=== Passage given ===

D-lighted, I'm Sure

Jacob Carlborg doob at me.com
Fri Jan 18 20:30:25 UTC 2019

On 2019-01-18 15:29, Mike Parker wrote:
> Not long ago, in my retrospective on the D Blog in 2018, I invited folks 
> to write about their first impressions of D. Ron Tarrant, who you may 
> have seen in the Lear forum, answered the call. The result is the latest 
> post on the blog, the first guest post of 2019. Thanks, Ron!
> The blog:
> https://dlang.org/blog/2019/01/18/d-lighted-im-sure/

Regarding Dub. If you only have a project without any dependencies or 
perhaps only system dependencies already available on the system it 
might not add that much. But as soon as you want to use someone else D 
code it helps tremendously. Dub both acts as a build tool and a package 
manager. It will automatically download the source code for the 
dependencies, build them and handle the imports paths. As for JSON 
files, it's possible to use the alternative format SDL. One extremely 
valuable feature this has over JSON is that it supports comments.

To address some of the direct questions in the blog post:

"information about how I would go about packaging a D app (with GtkD) 
for distribution".

When it comes to distribution D applications there isn't much that is 
specific to D. Most of the approaches and documentation that applies to 
any native language would apply to D as well. There are two D specific 
things (that I can think of for now) that are worth mentioning:

* When you compile a release build for distribution, use the LDC [1] 
compiler. It produces better code. You can also add things like LTO 
(Link Time Optimization) and possibly PGO (Profile Guided Optimization).

=== Supplied entries ===

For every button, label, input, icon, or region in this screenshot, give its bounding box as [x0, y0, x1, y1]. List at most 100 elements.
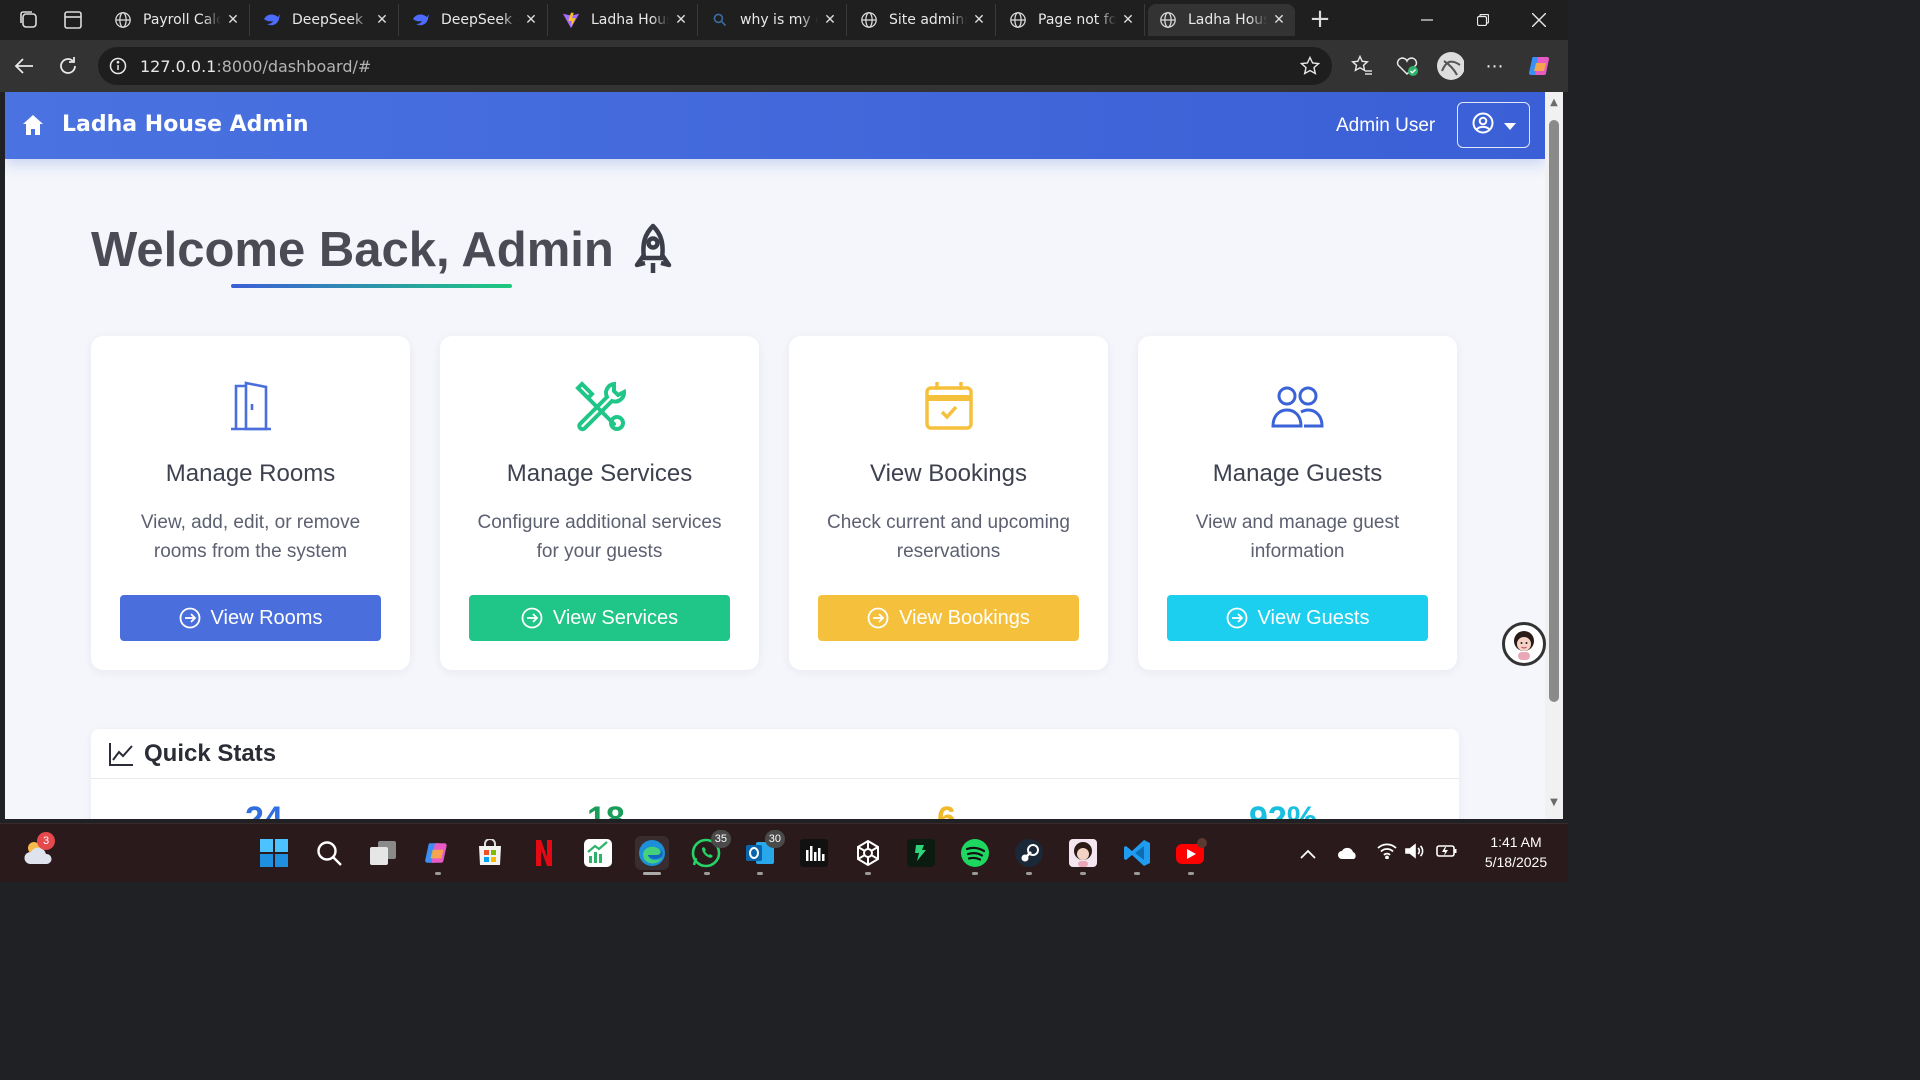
brand[interactable]: Ladha House Admin [21, 112, 309, 137]
view-services-button[interactable]: View Services [469, 595, 730, 641]
character-app-icon[interactable] [1066, 836, 1100, 870]
terminal-app-icon[interactable] [904, 836, 938, 870]
copilot-icon[interactable] [1526, 52, 1554, 80]
favorite-star-icon[interactable] [1299, 55, 1321, 80]
close-tab-icon[interactable]: ✕ [967, 8, 991, 32]
arrow-right-circle-icon [867, 607, 889, 629]
card-view-bookings: View Bookings Check current and upcoming… [789, 336, 1108, 670]
copilot-taskbar-icon[interactable] [420, 836, 454, 870]
running-indicator [757, 872, 763, 875]
spotify-icon[interactable] [958, 836, 992, 870]
view-guests-button[interactable]: View Guests [1167, 595, 1428, 641]
ms-store-icon[interactable] [473, 836, 507, 870]
scrollbar-thumb[interactable] [1549, 120, 1559, 702]
welcome-heading: Welcome Back, Admin [91, 222, 674, 278]
running-indicator [1026, 872, 1032, 875]
whatsapp-icon[interactable]: 35 [689, 830, 731, 870]
url-host: 127.0.0.1 [140, 56, 217, 76]
running-indicator [704, 872, 710, 875]
card-title: View Bookings [870, 460, 1027, 487]
tab-3[interactable]: DeepSeek - ✕ [401, 4, 548, 36]
start-icon[interactable] [257, 836, 291, 870]
edge-icon[interactable] [635, 836, 669, 870]
youtube-icon[interactable] [1174, 836, 1208, 870]
tab-label: why is my c [740, 12, 818, 28]
tab-actions-icon[interactable] [61, 8, 85, 32]
tab-4[interactable]: Ladha Hous ✕ [551, 4, 698, 36]
scroll-up-icon[interactable]: ▲ [1548, 98, 1560, 108]
vscode-icon[interactable] [1120, 836, 1154, 870]
close-tab-icon[interactable]: ✕ [1267, 8, 1291, 32]
tab-6[interactable]: Site admini ✕ [849, 4, 996, 36]
restore-icon[interactable] [1455, 0, 1511, 40]
rocket-icon [632, 223, 674, 277]
url-text[interactable]: 127.0.0.1:8000/dashboard/# [140, 57, 371, 76]
tab-label: Ladha Hous [591, 12, 669, 28]
tab-5[interactable]: why is my c ✕ [700, 4, 847, 36]
card-description: Check current and upcoming reservations [827, 512, 1070, 562]
close-tab-icon[interactable]: ✕ [669, 8, 693, 32]
tab-8-active[interactable]: Ladha Hous ✕ [1148, 4, 1295, 36]
calendar-check-icon [921, 378, 977, 434]
scroll-down-icon[interactable]: ▼ [1548, 798, 1560, 808]
system-clock[interactable]: 1:41 AM 5/18/2025 [1470, 832, 1562, 872]
weather-badge: 3 [37, 832, 55, 850]
workspaces-icon[interactable] [17, 8, 41, 32]
more-options-icon[interactable]: ⋯ [1481, 52, 1509, 80]
home-icon [21, 113, 45, 137]
chevron-up-icon[interactable] [1300, 844, 1316, 863]
search-icon [710, 10, 730, 30]
volume-icon[interactable] [1405, 843, 1425, 863]
card-title: Manage Rooms [165, 460, 336, 487]
running-indicator [1134, 872, 1140, 875]
battery-icon[interactable] [1436, 843, 1458, 863]
line-chart-icon [108, 741, 134, 767]
view-bookings-button[interactable]: View Bookings [818, 595, 1079, 641]
close-window-icon[interactable] [1511, 0, 1567, 40]
site-info-icon[interactable] [108, 56, 128, 76]
address-bar[interactable]: 127.0.0.1:8000/dashboard/# [98, 47, 1332, 85]
active-indicator [643, 872, 661, 875]
top-navbar: Ladha House Admin Admin User [5, 92, 1545, 159]
audio-app-icon[interactable] [797, 836, 831, 870]
new-tab-icon[interactable]: + [1308, 6, 1332, 32]
onedrive-icon[interactable] [1337, 845, 1359, 864]
stat-value-4: 92% [1249, 800, 1318, 819]
weather-icon[interactable]: 3 [22, 832, 56, 870]
outlook-icon[interactable]: 30 [743, 830, 785, 870]
chatgpt-icon[interactable] [851, 836, 885, 870]
close-tab-icon[interactable]: ✕ [818, 8, 842, 32]
arrow-right-circle-icon [179, 607, 201, 629]
card-description: View and manage guest information [1195, 512, 1400, 562]
tab-label: Payroll Calc [143, 12, 221, 28]
netflix-icon[interactable] [527, 836, 561, 870]
page-scrollbar[interactable]: ▲ ▼ [1545, 92, 1563, 819]
deepseek-icon [262, 10, 282, 30]
quick-stats-header: Quick Stats [91, 729, 1459, 779]
close-tab-icon[interactable]: ✕ [519, 8, 543, 32]
reload-icon[interactable] [54, 52, 82, 80]
favorites-icon[interactable] [1348, 52, 1376, 80]
close-tab-icon[interactable]: ✕ [221, 8, 245, 32]
task-view-icon[interactable] [366, 836, 400, 870]
close-tab-icon[interactable]: ✕ [370, 8, 394, 32]
tab-2[interactable]: DeepSeek ✕ [252, 4, 399, 36]
close-tab-icon[interactable]: ✕ [1116, 8, 1140, 32]
profile-avatar[interactable] [1436, 52, 1464, 80]
wifi-icon[interactable] [1377, 843, 1397, 863]
steam-icon[interactable] [1012, 836, 1046, 870]
tab-1[interactable]: Payroll Calc ✕ [103, 4, 250, 36]
running-indicator [1188, 872, 1194, 875]
floating-assistant-avatar[interactable] [1502, 622, 1546, 666]
minimize-icon[interactable] [1399, 0, 1455, 40]
user-menu-button[interactable] [1457, 102, 1530, 148]
back-icon[interactable] [10, 52, 38, 80]
tab-7[interactable]: Page not fo ✕ [998, 4, 1145, 36]
search-icon[interactable] [312, 836, 346, 870]
view-rooms-button[interactable]: View Rooms [120, 595, 381, 641]
browser-essentials-icon[interactable] [1393, 52, 1421, 80]
page-viewport: Ladha House Admin Admin User Welcome Bac… [5, 92, 1545, 819]
url-path: :8000/dashboard/# [216, 56, 372, 76]
button-label: View Services [552, 606, 679, 629]
stocks-app-icon[interactable] [581, 836, 615, 870]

===

◆ Exercises to complete ◆
• A. In the mailing-list reply about Dub, what advantage does the SDL format have over JSON?
• B. Resume the mailing-list reply about Dub and distributing D applications, picking up after its last sentence.

◆ Outputs by task ◆
• A. SDL supports comments.

• B.
* If you have any static assets for you application, like images, sound 
videos, config files or similar, it's possible to embed those directly 
in the executable using the "import expression" [2] feature. This will 
read a file, at compile time, into a string literal inside the code.

Some more general things about distribution. I think it's more platform 
specific than language specific. I can only speak for macOS (since 
that's the main platform I use). There it's expected to have the 
application distributed as a disk image (DMG). This image would contain 
an application bundle. An application bundle is a regular directory with 
the ".app" extension with a specific directory and file structure. Some 
applications in the OS treats these bundles specially. For example, 
double clicking on this bundle in the file browser will launch the 
application. The bundle will contain the actual executable and and 
resources like libraries and assets like images and audio. In your case, 
don't expect a Mac user to have GTK installed, bundle that in the 
application bundle.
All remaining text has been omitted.